Can you render the stretch of lines from the one containing "fill-hex[interactable]: #4E18E3 (2190, 541, 2239, 555)" through the one containing "target-icon[interactable]: ◎ (2241, 130, 2251, 144)", both included, as a Markdown table with a "Row" column numbering each line and a "Line" column holding it, leaving out any blank lines?

** START **

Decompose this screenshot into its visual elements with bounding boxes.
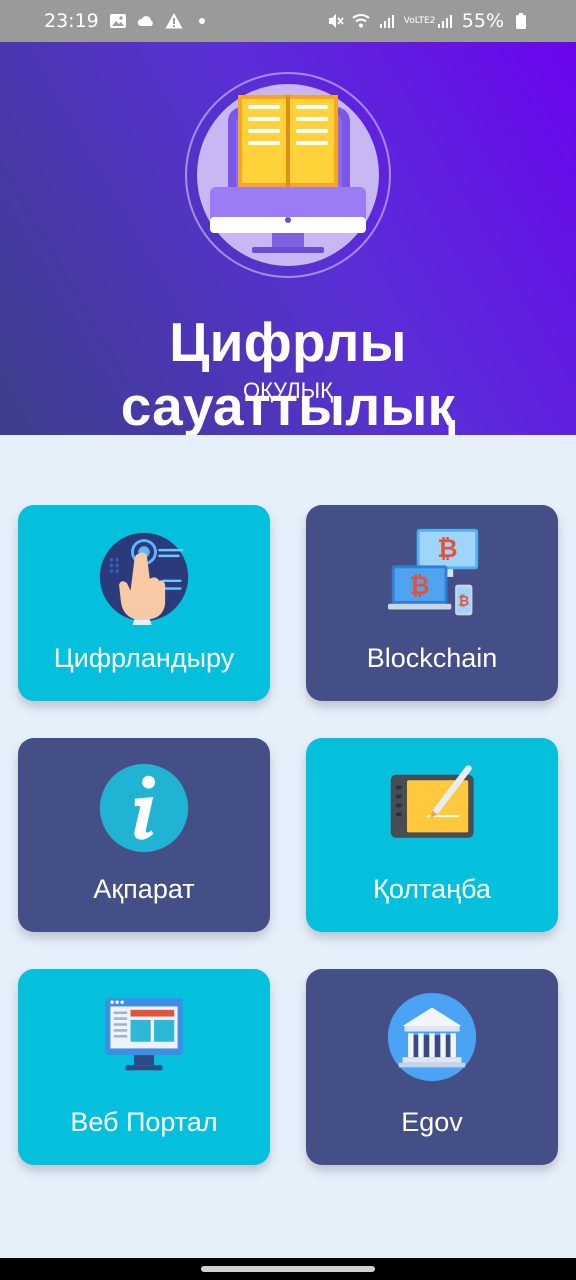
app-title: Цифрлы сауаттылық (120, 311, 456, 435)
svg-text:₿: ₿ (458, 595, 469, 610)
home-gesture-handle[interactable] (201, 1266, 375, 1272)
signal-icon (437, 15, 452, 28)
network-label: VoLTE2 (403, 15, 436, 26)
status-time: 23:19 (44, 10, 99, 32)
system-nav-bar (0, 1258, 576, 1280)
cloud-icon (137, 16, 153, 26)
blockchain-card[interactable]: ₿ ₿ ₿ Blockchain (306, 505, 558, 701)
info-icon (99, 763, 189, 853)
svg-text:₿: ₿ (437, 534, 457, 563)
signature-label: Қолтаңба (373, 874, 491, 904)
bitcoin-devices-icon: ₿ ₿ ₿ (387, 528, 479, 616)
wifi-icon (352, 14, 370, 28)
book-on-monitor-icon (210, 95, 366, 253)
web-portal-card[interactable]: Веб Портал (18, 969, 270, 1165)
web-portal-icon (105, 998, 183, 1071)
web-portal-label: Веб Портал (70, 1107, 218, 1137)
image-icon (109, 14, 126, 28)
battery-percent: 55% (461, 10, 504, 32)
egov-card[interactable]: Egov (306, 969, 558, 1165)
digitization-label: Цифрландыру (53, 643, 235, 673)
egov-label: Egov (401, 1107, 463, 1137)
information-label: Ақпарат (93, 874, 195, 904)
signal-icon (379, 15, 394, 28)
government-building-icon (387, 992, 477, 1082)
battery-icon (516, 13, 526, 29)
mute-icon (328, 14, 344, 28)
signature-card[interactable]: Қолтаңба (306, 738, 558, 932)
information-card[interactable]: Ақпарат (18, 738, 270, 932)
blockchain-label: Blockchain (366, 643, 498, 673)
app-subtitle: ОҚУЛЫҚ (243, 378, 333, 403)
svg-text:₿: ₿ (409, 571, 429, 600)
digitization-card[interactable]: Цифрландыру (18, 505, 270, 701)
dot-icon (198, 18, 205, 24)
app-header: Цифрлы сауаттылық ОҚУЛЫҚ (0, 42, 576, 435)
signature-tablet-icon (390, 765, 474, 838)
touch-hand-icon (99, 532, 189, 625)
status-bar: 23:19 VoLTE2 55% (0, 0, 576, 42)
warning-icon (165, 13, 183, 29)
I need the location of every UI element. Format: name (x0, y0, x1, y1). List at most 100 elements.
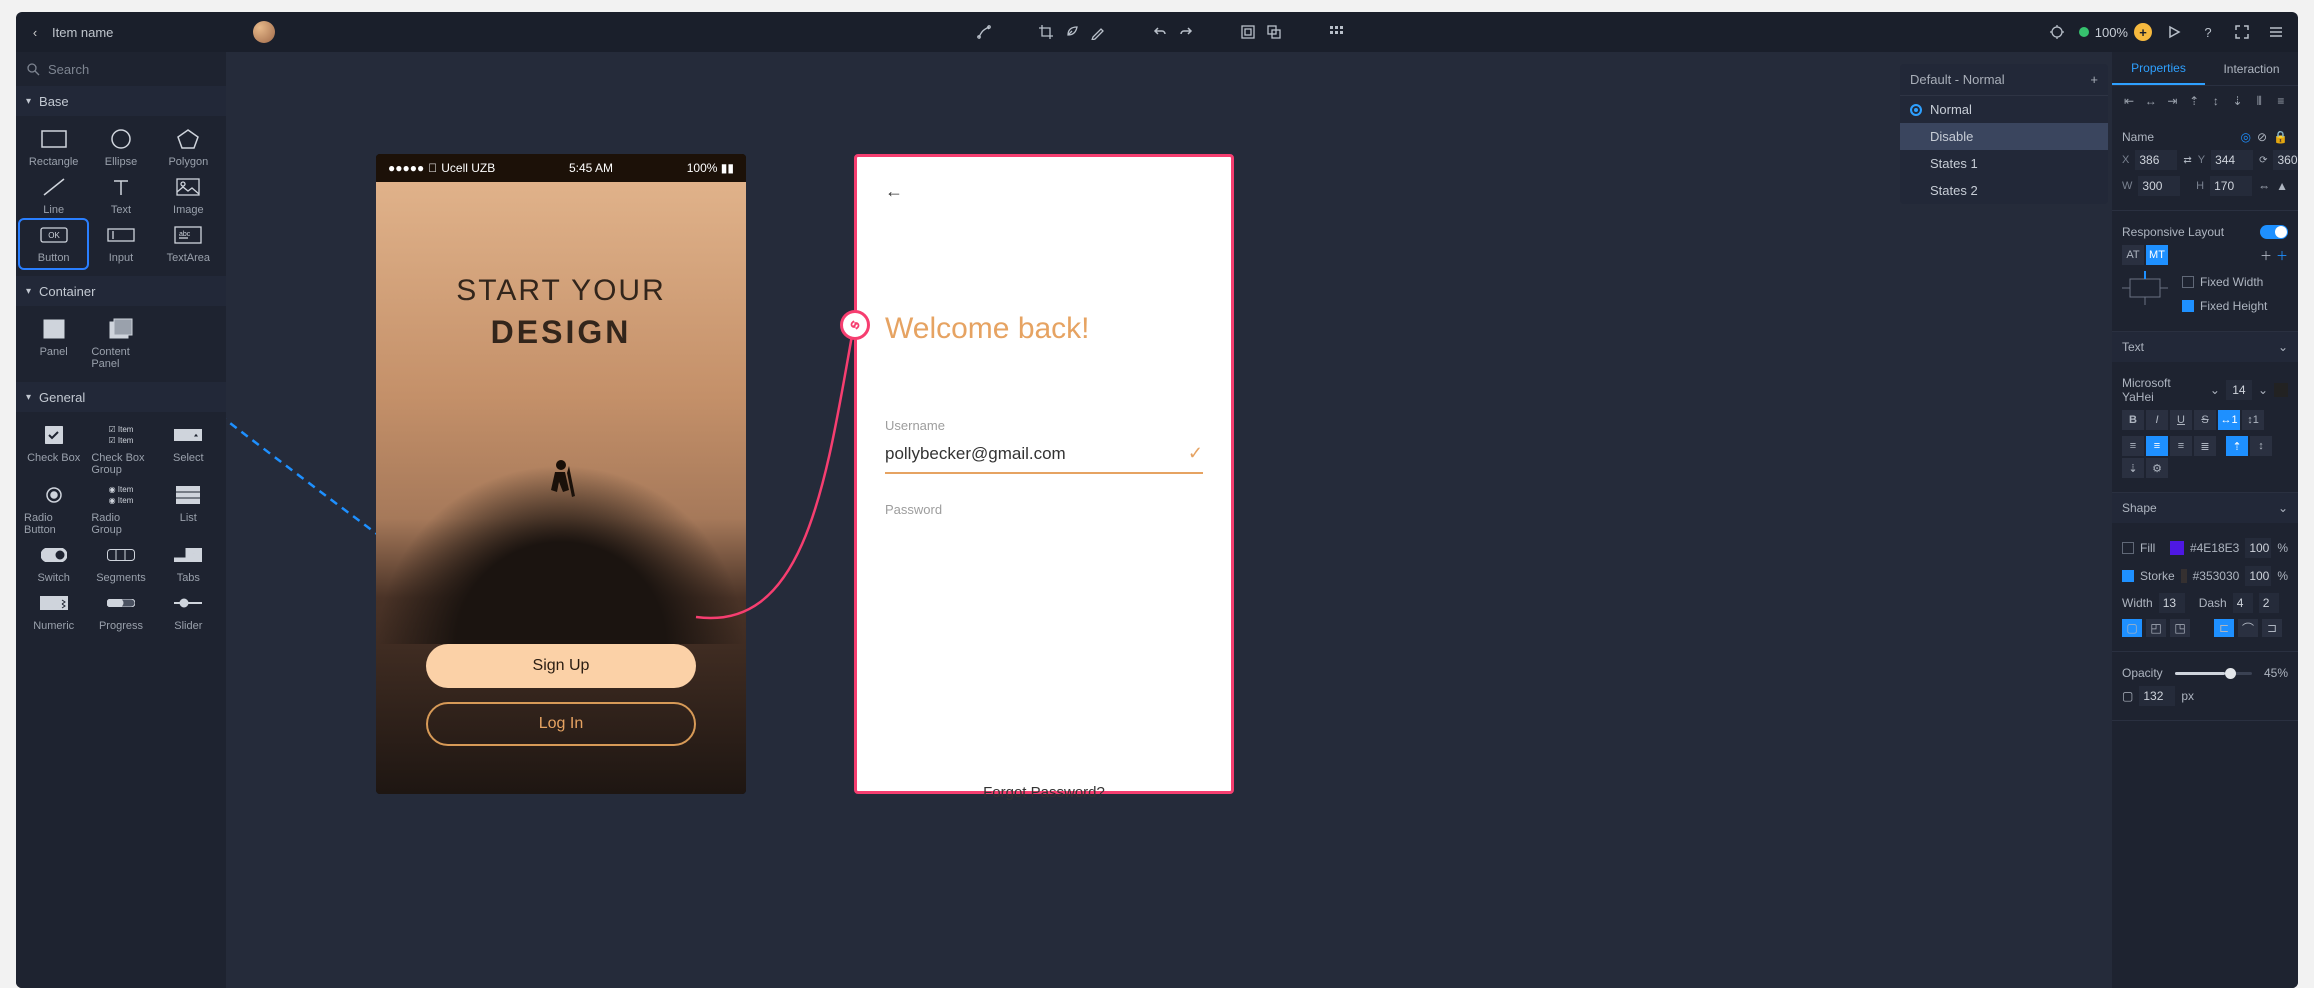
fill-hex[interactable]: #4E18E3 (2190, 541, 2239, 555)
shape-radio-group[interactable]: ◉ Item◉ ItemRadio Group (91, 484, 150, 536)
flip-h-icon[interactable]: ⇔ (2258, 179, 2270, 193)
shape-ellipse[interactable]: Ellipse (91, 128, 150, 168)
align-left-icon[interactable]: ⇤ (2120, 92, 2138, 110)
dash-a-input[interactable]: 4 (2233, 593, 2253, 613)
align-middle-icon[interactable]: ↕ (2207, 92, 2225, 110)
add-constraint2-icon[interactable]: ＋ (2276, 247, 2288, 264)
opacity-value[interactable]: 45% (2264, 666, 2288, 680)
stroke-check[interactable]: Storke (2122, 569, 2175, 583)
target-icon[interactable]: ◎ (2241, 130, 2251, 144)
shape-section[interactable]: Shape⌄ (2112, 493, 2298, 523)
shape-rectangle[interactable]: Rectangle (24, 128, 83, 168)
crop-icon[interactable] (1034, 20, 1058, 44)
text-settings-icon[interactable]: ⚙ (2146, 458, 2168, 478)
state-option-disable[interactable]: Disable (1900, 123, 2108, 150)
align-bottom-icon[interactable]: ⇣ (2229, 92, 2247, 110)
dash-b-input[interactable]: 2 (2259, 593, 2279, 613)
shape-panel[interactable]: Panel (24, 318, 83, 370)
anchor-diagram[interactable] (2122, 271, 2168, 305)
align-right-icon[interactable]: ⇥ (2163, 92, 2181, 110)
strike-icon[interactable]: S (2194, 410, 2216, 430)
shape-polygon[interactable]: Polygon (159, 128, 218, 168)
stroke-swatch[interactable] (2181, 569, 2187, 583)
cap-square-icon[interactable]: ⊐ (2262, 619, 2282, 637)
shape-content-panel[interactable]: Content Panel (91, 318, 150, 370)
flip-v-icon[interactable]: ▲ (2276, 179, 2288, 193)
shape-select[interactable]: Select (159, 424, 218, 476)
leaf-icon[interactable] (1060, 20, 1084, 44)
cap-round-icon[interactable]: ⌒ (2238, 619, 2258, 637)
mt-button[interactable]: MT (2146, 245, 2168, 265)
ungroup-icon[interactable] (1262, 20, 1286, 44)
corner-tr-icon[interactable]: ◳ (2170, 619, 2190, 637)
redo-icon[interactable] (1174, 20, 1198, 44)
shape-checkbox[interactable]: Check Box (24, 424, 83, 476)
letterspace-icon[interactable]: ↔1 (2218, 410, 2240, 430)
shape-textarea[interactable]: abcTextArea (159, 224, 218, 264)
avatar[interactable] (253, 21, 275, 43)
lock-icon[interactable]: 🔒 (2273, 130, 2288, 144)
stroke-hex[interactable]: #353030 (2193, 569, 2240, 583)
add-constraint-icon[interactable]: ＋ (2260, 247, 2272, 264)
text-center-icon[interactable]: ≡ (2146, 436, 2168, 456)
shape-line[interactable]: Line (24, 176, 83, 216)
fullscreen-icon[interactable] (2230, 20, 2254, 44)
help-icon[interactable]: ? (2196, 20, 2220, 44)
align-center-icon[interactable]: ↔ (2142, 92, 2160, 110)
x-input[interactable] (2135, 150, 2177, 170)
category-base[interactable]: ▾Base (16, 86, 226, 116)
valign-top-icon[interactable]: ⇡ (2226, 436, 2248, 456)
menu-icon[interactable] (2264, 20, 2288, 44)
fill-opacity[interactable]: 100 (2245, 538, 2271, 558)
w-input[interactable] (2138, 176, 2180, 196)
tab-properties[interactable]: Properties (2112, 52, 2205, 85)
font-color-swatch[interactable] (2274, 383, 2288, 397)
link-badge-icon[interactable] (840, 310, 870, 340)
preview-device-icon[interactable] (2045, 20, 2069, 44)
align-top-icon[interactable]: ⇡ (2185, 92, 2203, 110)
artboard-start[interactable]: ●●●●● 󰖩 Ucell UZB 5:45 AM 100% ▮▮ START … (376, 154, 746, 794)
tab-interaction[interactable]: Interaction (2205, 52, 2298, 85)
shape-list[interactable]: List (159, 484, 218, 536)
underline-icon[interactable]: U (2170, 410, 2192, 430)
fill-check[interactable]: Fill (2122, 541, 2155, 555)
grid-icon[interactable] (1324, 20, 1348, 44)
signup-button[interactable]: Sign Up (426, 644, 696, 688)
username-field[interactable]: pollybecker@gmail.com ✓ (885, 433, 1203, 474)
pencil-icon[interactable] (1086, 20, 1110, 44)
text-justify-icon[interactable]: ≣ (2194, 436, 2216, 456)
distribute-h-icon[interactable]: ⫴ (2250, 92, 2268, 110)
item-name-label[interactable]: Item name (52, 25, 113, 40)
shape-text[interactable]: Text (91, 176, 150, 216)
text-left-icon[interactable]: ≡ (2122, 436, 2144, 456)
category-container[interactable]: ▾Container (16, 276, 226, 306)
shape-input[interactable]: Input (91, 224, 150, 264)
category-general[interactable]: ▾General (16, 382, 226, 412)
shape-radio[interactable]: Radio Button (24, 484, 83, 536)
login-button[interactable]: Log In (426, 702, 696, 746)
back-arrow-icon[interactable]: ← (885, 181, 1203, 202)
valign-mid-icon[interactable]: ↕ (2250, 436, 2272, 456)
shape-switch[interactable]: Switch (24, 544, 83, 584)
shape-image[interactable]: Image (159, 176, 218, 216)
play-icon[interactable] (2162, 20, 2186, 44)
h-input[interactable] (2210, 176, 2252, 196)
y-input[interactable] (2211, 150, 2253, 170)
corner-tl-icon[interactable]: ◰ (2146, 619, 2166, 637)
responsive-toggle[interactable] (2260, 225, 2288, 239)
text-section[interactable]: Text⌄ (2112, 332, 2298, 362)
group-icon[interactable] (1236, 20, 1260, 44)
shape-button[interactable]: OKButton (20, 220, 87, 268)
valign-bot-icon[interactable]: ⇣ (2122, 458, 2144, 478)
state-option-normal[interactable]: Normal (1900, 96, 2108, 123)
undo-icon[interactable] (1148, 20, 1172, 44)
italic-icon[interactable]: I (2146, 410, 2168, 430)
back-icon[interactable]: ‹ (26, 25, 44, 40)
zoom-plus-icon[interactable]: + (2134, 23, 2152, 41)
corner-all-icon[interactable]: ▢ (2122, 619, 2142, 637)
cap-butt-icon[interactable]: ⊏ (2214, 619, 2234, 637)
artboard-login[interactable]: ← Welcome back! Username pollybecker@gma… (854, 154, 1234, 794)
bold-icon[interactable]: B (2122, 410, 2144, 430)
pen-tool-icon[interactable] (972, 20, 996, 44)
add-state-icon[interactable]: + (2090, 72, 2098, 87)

** END **

■ COMPLETED EXERCISE ■
| Row | Line |
|---|---|
| 1 | fill-hex[interactable]: #4E18E3 (2190, 541, 2239, 555) |
| 2 | shape-radio-group[interactable]: ◉ Item◉ ItemRadio Group (91, 484, 150, 536) |
| 3 | flip-h-icon[interactable]: ⇔ (2258, 179, 2270, 193) |
| 4 | shape-ellipse[interactable]: Ellipse (91, 128, 150, 168) |
| 5 | align-left-icon[interactable]: ⇤ (2120, 92, 2138, 110) |
| 6 | dash-a-input[interactable]: 4 (2233, 593, 2253, 613) |
| 7 | align-middle-icon[interactable]: ↕ (2207, 92, 2225, 110) |
| 8 | add-constraint2-icon[interactable]: ＋ (2276, 247, 2288, 264) |
| 9 | opacity-value[interactable]: 45% (2264, 666, 2288, 680) |
| 10 | stroke-check[interactable]: Storke (2122, 569, 2175, 583) |
| 11 | target-icon[interactable]: ◎ (2241, 130, 2251, 144) |